LISTED RECORDS |

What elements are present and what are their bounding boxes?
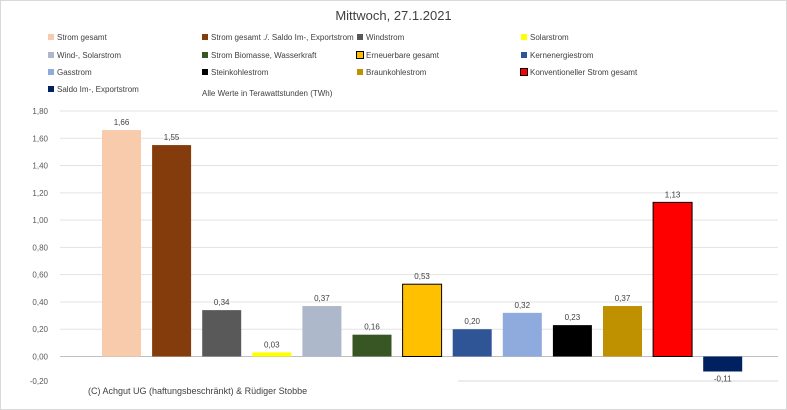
bar [302, 306, 342, 357]
data-label: 0,23 [565, 313, 581, 322]
chart-subtitle: Alle Werte in Terawattstunden (TWh) [202, 89, 333, 98]
legend-label: Braunkohlestrom [366, 68, 427, 77]
legend-label: Wind-, Solarstrom [57, 51, 122, 60]
copyright-footer: (C) Achgut UG (haftungsbeschränkt) & Rüd… [88, 386, 308, 396]
legend-swatch [357, 33, 363, 40]
data-label: 1,55 [164, 133, 180, 142]
legend-item: Braunkohlestrom [357, 68, 426, 78]
bar [603, 306, 642, 357]
legend-item: Erneuerbare gesamt [356, 50, 439, 61]
bar [352, 334, 392, 357]
y-tick-label: -0,20 [30, 377, 49, 386]
data-label: 0,32 [515, 301, 531, 310]
legend-swatch [202, 33, 208, 40]
data-label: 0,53 [414, 272, 430, 281]
y-tick-label: 1,40 [32, 162, 48, 171]
y-tick-label: 0,80 [32, 243, 48, 252]
y-tick-label: 0,60 [32, 271, 48, 280]
data-label: 0,03 [264, 340, 280, 349]
y-tick-label: 1,00 [32, 216, 48, 225]
legend-swatch [521, 33, 527, 40]
legend-item: Solarstrom [521, 33, 569, 43]
bar [102, 130, 141, 357]
legend-item: Strom gesamt [48, 33, 107, 43]
legend-swatch [521, 51, 527, 58]
y-tick-label: 0,40 [32, 298, 48, 307]
chart-title: Mittwoch, 27.1.2021 [335, 8, 452, 23]
bar [703, 356, 743, 372]
y-tick-label: 1,80 [32, 107, 48, 116]
legend-item: Wind-, Solarstrom [48, 51, 121, 61]
legend-label: Erneuerbare gesamt [366, 51, 439, 60]
legend-label: Gasstrom [57, 68, 92, 77]
legend-item: Saldo Im-, Exportstrom [48, 85, 139, 95]
y-tick-label: 0,20 [32, 325, 48, 334]
legend-swatch [48, 68, 54, 75]
legend-swatch [48, 51, 54, 58]
legend-swatch [48, 85, 54, 92]
data-label: 0,16 [364, 323, 380, 332]
legend-swatch [202, 51, 208, 58]
data-label: 0,34 [214, 298, 230, 307]
bar [252, 352, 292, 357]
legend-item: Strom Biomasse, Wasserkraft [202, 51, 317, 61]
legend-label: Konventioneller Strom gesamt [530, 68, 638, 77]
legend-label: Kernenergiestrom [530, 51, 594, 60]
legend-label: Steinkohlestrom [211, 68, 269, 77]
legend-label: Strom gesamt [57, 33, 107, 42]
bar [152, 145, 192, 357]
data-label: 0,37 [615, 294, 631, 303]
legend-swatch [357, 68, 363, 75]
legend-label: Saldo Im-, Exportstrom [57, 85, 139, 94]
bar [452, 329, 492, 357]
y-tick-label: 0,00 [32, 353, 48, 362]
bar [552, 325, 592, 357]
legend-label: Solarstrom [530, 33, 569, 42]
y-tick-label: 1,60 [32, 134, 48, 143]
legend-swatch [202, 68, 208, 75]
legend-item: Strom gesamt ./. Saldo Im-, Exportstrom [202, 33, 354, 43]
data-label: 1,66 [114, 118, 130, 127]
data-label: -0,11 [714, 375, 732, 384]
data-label: 1,13 [665, 190, 681, 199]
legend-label: Windstrom [366, 33, 405, 42]
legend-item: Steinkohlestrom [202, 68, 268, 78]
bars [102, 130, 743, 372]
legend-item: Windstrom [357, 33, 404, 43]
bar [202, 310, 242, 357]
bar [502, 312, 542, 357]
bar [652, 201, 693, 357]
y-axis-ticks: 1,80 1,60 1,40 1,20 1,00 0,80 0,60 0,40 0,20 0,00… [30, 107, 49, 386]
legend-item: Konventioneller Strom gesamt [520, 67, 638, 78]
data-label: 0,37 [314, 294, 330, 303]
legend-item: Kernenergiestrom [521, 51, 594, 61]
legend-swatch [520, 67, 528, 76]
legend-item: Gasstrom [48, 68, 92, 78]
legend-label: Strom Biomasse, Wasserkraft [211, 51, 317, 60]
legend-label: Strom gesamt ./. Saldo Im-, Exportstrom [211, 33, 354, 42]
legend-swatch [48, 33, 54, 40]
data-labels: 1,66 1,55 0,34 0,03 0,37 0,16 0,53 0,20 0,32 0,23… [114, 118, 732, 383]
y-tick-label: 1,20 [32, 189, 48, 198]
bar [402, 283, 443, 358]
data-label: 0,20 [464, 317, 480, 326]
legend-swatch [356, 50, 364, 59]
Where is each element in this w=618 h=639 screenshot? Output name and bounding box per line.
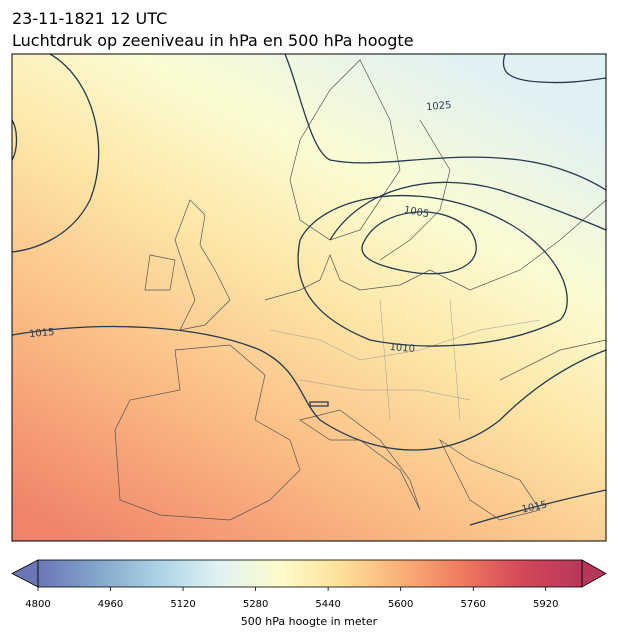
colorbar-tick-label: 4800 <box>25 599 50 610</box>
title: 23-11-1821 12 UTC <box>12 9 167 28</box>
map-frame <box>11 53 607 542</box>
colorbar-tick-label: 5120 <box>170 599 195 610</box>
colorbar-tick-label: 5280 <box>243 599 268 610</box>
colorbar-tick-label: 5600 <box>388 599 413 610</box>
map: 1025 1005 1010 1015 1015 <box>12 54 606 541</box>
subtitle: Luchtdruk op zeeniveau in hPa en 500 hPa… <box>12 31 414 50</box>
colorbar-tick-label: 5440 <box>315 599 340 610</box>
colorbar-tick-label: 5920 <box>533 599 558 610</box>
contour-label: 1025 <box>426 100 452 113</box>
contour-label: 1015 <box>29 327 55 340</box>
contour-label: 1015 <box>521 500 548 516</box>
colorbar-tick-label: 4960 <box>98 599 123 610</box>
colorbar: 4800 4960 5120 5280 5440 5600 5760 5920 <box>11 559 607 610</box>
colorbar-extend-low <box>11 559 39 588</box>
contour-label: 1010 <box>389 342 415 355</box>
colorbar-tick-label: 5760 <box>460 599 485 610</box>
contour-label: 1005 <box>403 205 430 220</box>
colorbar-extend-high <box>581 559 607 588</box>
colorbar-body <box>37 559 583 588</box>
colorbar-label: 500 hPa hoogte in meter <box>241 615 378 628</box>
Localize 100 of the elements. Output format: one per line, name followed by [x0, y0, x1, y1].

STATED GOAL | Can you copy out, character for character, everything in the items from the line containing "bar [302, 306, 342, 357]" down to the line containing "data-label: 1,55 [164, 133, 180, 142]", including both of those lines?

FINAL RESULT |
bar [302, 306, 342, 357]
data-label: 0,23 [565, 313, 581, 322]
chart-subtitle: Alle Werte in Terawattstunden (TWh) [202, 89, 333, 98]
legend-label: Braunkohlestrom [366, 68, 427, 77]
legend-label: Wind-, Solarstrom [57, 51, 122, 60]
copyright-footer: (C) Achgut UG (haftungsbeschränkt) & Rüd… [88, 386, 308, 396]
legend-swatch [357, 33, 363, 40]
data-label: 1,55 [164, 133, 180, 142]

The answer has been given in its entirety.